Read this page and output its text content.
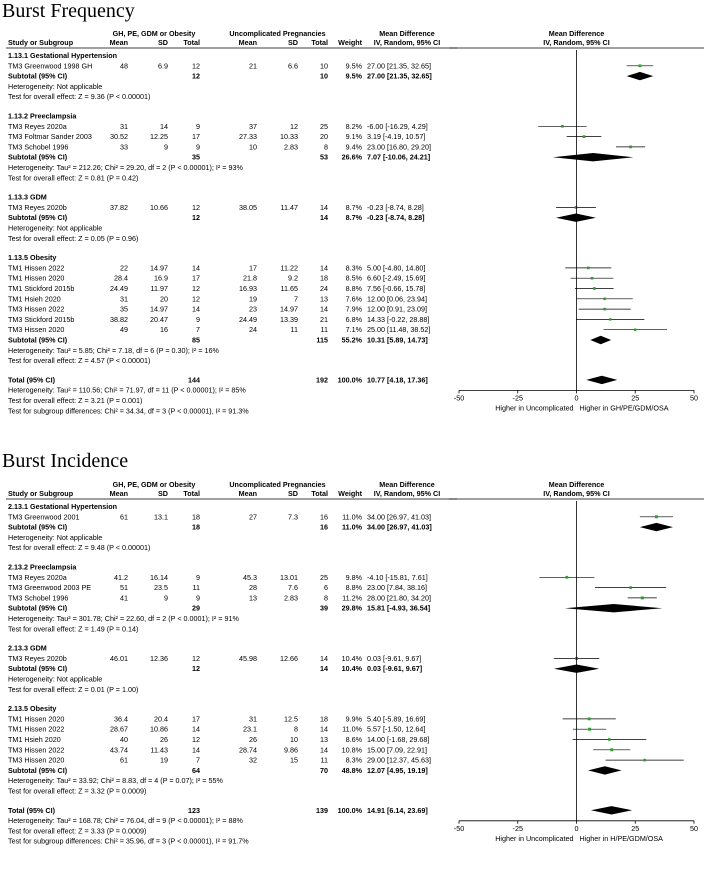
Burst Frequency
GH, PE, GDM or Obesity	Uncomplicated Pregnancies	Mean Difference	Mean Difference
Study or Subgroup	Mean	SD Total	Mean	SD Total Weight IV, Random, 95% CI	IV, Random, 95% CI
1.13.1 Gestational Hypertension
TM3 Greenwood 1998 GH	48	6.9	12	21	6.6	10 9.5% 27.00 [21.35, 32.65]
Subtotal (95% CI)	12	10 9.5% 27.00 [21.35, 32.65]
Heterogeneity: Not applicable
Test for overall effect: Z = 9.36 (P < 0.00001)
1.13.2 Preeclampsia
TM3 Reyes 2020a	31	14	9	37	12	25 8.2% -6.00 [-16.29, 4.29]
TM3 Foltmar Sander 2003	30.52	12.25	17	27.33	10.33	20 9.1% 3.19 [-4.19, 10.57]
TM3 Schobel 1996	33	9	9	10	2.83	8 9.4% 23.00 [16.80, 29.20]
Subtotal (95% CI)	35	53 26.6% 7.07 [-10.06, 24.21]
Heterogeneity: Tau² = 212.26; Chi² = 29.20, df = 2 (P < 0.00001); I² = 93%
Test for overall effect: Z = 0.81 (P = 0.42)
1.13.3 GDM
TM3 Reyes 2020b	37.82	10.66	12	38.05	11.47	14 8.7% -0.23 [-8.74, 8.28]
Subtotal (95% CI)	12	14 8.7% -0.23 [-8.74, 8.28]
Heterogeneity: Not applicable
Test for overall effect: Z = 0.05 (P = 0.96)
1.13.5 Obesity
TM1 Hissen 2022	22	14.97	14	17	11.22	14 8.3% 5.00 [-4.80, 14.80]
TM1 Hissen 2020	28.4	16.9	17	21.8	9.2	18 8.5% 6.60 [-2.49, 15.69]
TM1 Stickford 2015b	24.49	11.97	12	16.93	11.65	24 8.8% 7.56 [-0.66, 15.78]
TM1 Hsieh 2020	31	20	12	19	7	13 7.6% 12.00 [0.06, 23.94]
TM3 Hissen 2022	35	14.97	14	23	14.97	14 7.9% 12.00 [0.91, 23.09]
TM3 Stickford 2015b	38.82	20.47	9	24.49	13.39	21 6.8% 14.33 [-0.22, 28.88]
TM3 Hissen 2020	49	16	7	24	11	11 7.1% 25.00 [11.48, 38.52]
Subtotal (95% CI)	85	115 55.2% 10.31 [5.89, 14.73]
Heterogeneity: Tau² = 5.85; Chi² = 7.18, df = 6 (P = 0.30); I² = 16%
Test for overall effect: Z = 4.57 (P < 0.00001)
Total (95% CI)	144	192 100.0% 10.77 [4.18, 17.36]
Heterogeneity: Tau² = 110.56; Chi² = 71.97, df = 11 (P < 0.00001); I² = 85%
Test for overall effect: Z = 3.21 (P = 0.001)
Test for subgroup differences: Chi² = 34.34, df = 3 (P < 0.00001), I² = 91.3%
-50	-25	0	25	50
Higher in Uncomplicated Higher in GH/PE/GDM/OSA
Burst Incidence
GH, PE, GDM or Obesity	Uncomplicated Pregnancies	Mean Difference	Mean Difference
Study or Subgroup	Mean	SD Total	Mean	SD Total Weight IV, Random, 95% CI	IV, Random, 95% CI
2.13.1 Gestational Hypertension
TM3 Greenwood 2001	61	13.1	18	27	7.3	16 11.0% 34.00 [26.97, 41.03]
Subtotal (95% CI)	18	16 11.0% 34.00 [26.97, 41.03]
Heterogeneity: Not applicable
Test for overall effect: Z = 9.48 (P < 0.00001)
2.13.2 Preeclampsia
TM3 Reyes 2020a	41.2	16.14	9	45.3	13.01	25 9.8% -4.10 [-15.81, 7.61]
TM3 Greenwood 2003 PE	51	23.5	11	28	7.6	6 8.8% 23.00 [7.84, 38.16]
TM3 Schobel 1996	41	9	9	13	2.83	8 11.2% 28.00 [21.80, 34.20]
Subtotal (95% CI)	29	39 29.8% 15.81 [-4.93, 36.54]
Heterogeneity: Tau² = 301.78; Chi² = 22.60, df = 2 (P < 0.0001); I² = 91%
Test for overall effect: Z = 1.49 (P = 0.14)
2.13.3 GDM
TM3 Reyes 2020b	46.01	12.36	12	45.98	12.66	14 10.4% 0.03 [-9.61, 9.67]
Subtotal (95% CI)	12	14 10.4% 0.03 [-9.61, 9.67]
Heterogeneity: Not applicable
Test for overall effect: Z = 0.01 (P = 1.00)
2.13.5 Obesity
TM1 Hissen 2020	36.4	20.4	17	31	12.5	18 9.9% 5.40 [-5.89, 16.69]
TM1 Hissen 2022	28.67	10.86	14	23.1	8	14 11.0% 5.57 [-1.50, 12.64]
TM1 Hsieh 2020	40	26	12	26	10	13 8.6% 14.00 [-1.68, 29.68]
TM3 Hissen 2022	43.74	11.43	14	28.74	9.86	14 10.8% 15.00 [7.09, 22.91]
TM3 Hissen 2020	61	19	7	32	15	11 8.3% 29.00 [12.37, 45.63]
Subtotal (95% CI)	64	70 48.8% 12.07 [4.95, 19.19]
Heterogeneity: Tau² = 33.92; Chi² = 8.83, df = 4 (P = 0.07); I² = 55%
Test for overall effect: Z = 3.32 (P = 0.0009)
Total (95% CI)	123	139 100.0% 14.91 [6.14, 23.69]
Heterogeneity: Tau² = 168.78; Chi² = 76.04, df = 9 (P < 0.00001); I² = 88%
Test for overall effect: Z = 3.33 (P = 0.0009)
Test for subgroup differences: Chi² = 35.96, df = 3 (P < 0.00001), I² = 91.7%
-50	-25	0	25	50
Higher in Uncomplicated Higher in H/PE/GDM/OSA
++++++
■ Set task:
Repeat the records above exactly, leaving out any pictures they contain.

■ Exercise result:
Read this page and output its text content.
Burst Frequency
GH, PE, GDM or Obesity	Uncomplicated Pregnancies	Mean Difference	Mean Difference
Study or Subgroup	Mean	SD Total	Mean	SD Total Weight IV, Random, 95% CI	IV, Random, 95% CI
1.13.1 Gestational Hypertension
TM3 Greenwood 1998 GH	48	6.9	12	21	6.6	10 9.5% 27.00 [21.35, 32.65]
Subtotal (95% CI)	12	10 9.5% 27.00 [21.35, 32.65]
Heterogeneity: Not applicable
Test for overall effect: Z = 9.36 (P < 0.00001)
1.13.2 Preeclampsia
TM3 Reyes 2020a	31	14	9	37	12	25 8.2% -6.00 [-16.29, 4.29]
TM3 Foltmar Sander 2003	30.52	12.25	17	27.33	10.33	20 9.1% 3.19 [-4.19, 10.57]
TM3 Schobel 1996	33	9	9	10	2.83	8 9.4% 23.00 [16.80, 29.20]
Subtotal (95% CI)	35	53 26.6% 7.07 [-10.06, 24.21]
Heterogeneity: Tau² = 212.26; Chi² = 29.20, df = 2 (P < 0.00001); I² = 93%
Test for overall effect: Z = 0.81 (P = 0.42)
1.13.3 GDM
TM3 Reyes 2020b	37.82	10.66	12	38.05	11.47	14 8.7% -0.23 [-8.74, 8.28]
Subtotal (95% CI)	12	14 8.7% -0.23 [-8.74, 8.28]
Heterogeneity: Not applicable
Test for overall effect: Z = 0.05 (P = 0.96)
1.13.5 Obesity
TM1 Hissen 2022	22	14.97	14	17	11.22	14 8.3% 5.00 [-4.80, 14.80]
TM1 Hissen 2020	28.4	16.9	17	21.8	9.2	18 8.5% 6.60 [-2.49, 15.69]
TM1 Stickford 2015b	24.49	11.97	12	16.93	11.65	24 8.8% 7.56 [-0.66, 15.78]
TM1 Hsieh 2020	31	20	12	19	7	13 7.6% 12.00 [0.06, 23.94]
TM3 Hissen 2022	35	14.97	14	23	14.97	14 7.9% 12.00 [0.91, 23.09]
TM3 Stickford 2015b	38.82	20.47	9	24.49	13.39	21 6.8% 14.33 [-0.22, 28.88]
TM3 Hissen 2020	49	16	7	24	11	11 7.1% 25.00 [11.48, 38.52]
Subtotal (95% CI)	85	115 55.2% 10.31 [5.89, 14.73]
Heterogeneity: Tau² = 5.85; Chi² = 7.18, df = 6 (P = 0.30); I² = 16%
Test for overall effect: Z = 4.57 (P < 0.00001)
Total (95% CI)	144	192 100.0% 10.77 [4.18, 17.36]
Heterogeneity: Tau² = 110.56; Chi² = 71.97, df = 11 (P < 0.00001); I² = 85%
Test for overall effect: Z = 3.21 (P = 0.001)
Test for subgroup differences: Chi² = 34.34, df = 3 (P < 0.00001), I² = 91.3%
-50	-25	0	25	50
Higher in Uncomplicated Higher in GH/PE/GDM/OSA
Burst Incidence
GH, PE, GDM or Obesity	Uncomplicated Pregnancies	Mean Difference	Mean Difference
Study or Subgroup	Mean	SD Total	Mean	SD Total Weight IV, Random, 95% CI	IV, Random, 95% CI
2.13.1 Gestational Hypertension
TM3 Greenwood 2001	61	13.1	18	27	7.3	16 11.0% 34.00 [26.97, 41.03]
Subtotal (95% CI)	18	16 11.0% 34.00 [26.97, 41.03]
Heterogeneity: Not applicable
Test for overall effect: Z = 9.48 (P < 0.00001)
2.13.2 Preeclampsia
TM3 Reyes 2020a	41.2	16.14	9	45.3	13.01	25 9.8% -4.10 [-15.81, 7.61]
TM3 Greenwood 2003 PE	51	23.5	11	28	7.6	6 8.8% 23.00 [7.84, 38.16]
TM3 Schobel 1996	41	9	9	13	2.83	8 11.2% 28.00 [21.80, 34.20]
Subtotal (95% CI)	29	39 29.8% 15.81 [-4.93, 36.54]
Heterogeneity: Tau² = 301.78; Chi² = 22.60, df = 2 (P < 0.0001); I² = 91%
Test for overall effect: Z = 1.49 (P = 0.14)
2.13.3 GDM
TM3 Reyes 2020b	46.01	12.36	12	45.98	12.66	14 10.4% 0.03 [-9.61, 9.67]
Subtotal (95% CI)	12	14 10.4% 0.03 [-9.61, 9.67]
Heterogeneity: Not applicable
Test for overall effect: Z = 0.01 (P = 1.00)
2.13.5 Obesity
TM1 Hissen 2020	36.4	20.4	17	31	12.5	18 9.9% 5.40 [-5.89, 16.69]
TM1 Hissen 2022	28.67	10.86	14	23.1	8	14 11.0% 5.57 [-1.50, 12.64]
TM1 Hsieh 2020	40	26	12	26	10	13 8.6% 14.00 [-1.68, 29.68]
TM3 Hissen 2022	43.74	11.43	14	28.74	9.86	14 10.8% 15.00 [7.09, 22.91]
TM3 Hissen 2020	61	19	7	32	15	11 8.3% 29.00 [12.37, 45.63]
Subtotal (95% CI)	64	70 48.8% 12.07 [4.95, 19.19]
Heterogeneity: Tau² = 33.92; Chi² = 8.83, df = 4 (P = 0.07); I² = 55%
Test for overall effect: Z = 3.32 (P = 0.0009)
Total (95% CI)	123	139 100.0% 14.91 [6.14, 23.69]
Heterogeneity: Tau² = 168.78; Chi² = 76.04, df = 9 (P < 0.00001); I² = 88%
Test for overall effect: Z = 3.33 (P = 0.0009)
Test for subgroup differences: Chi² = 35.96, df = 3 (P < 0.00001), I² = 91.7%
-50	-25	0	25	50
Higher in Uncomplicated Higher in H/PE/GDM/OSA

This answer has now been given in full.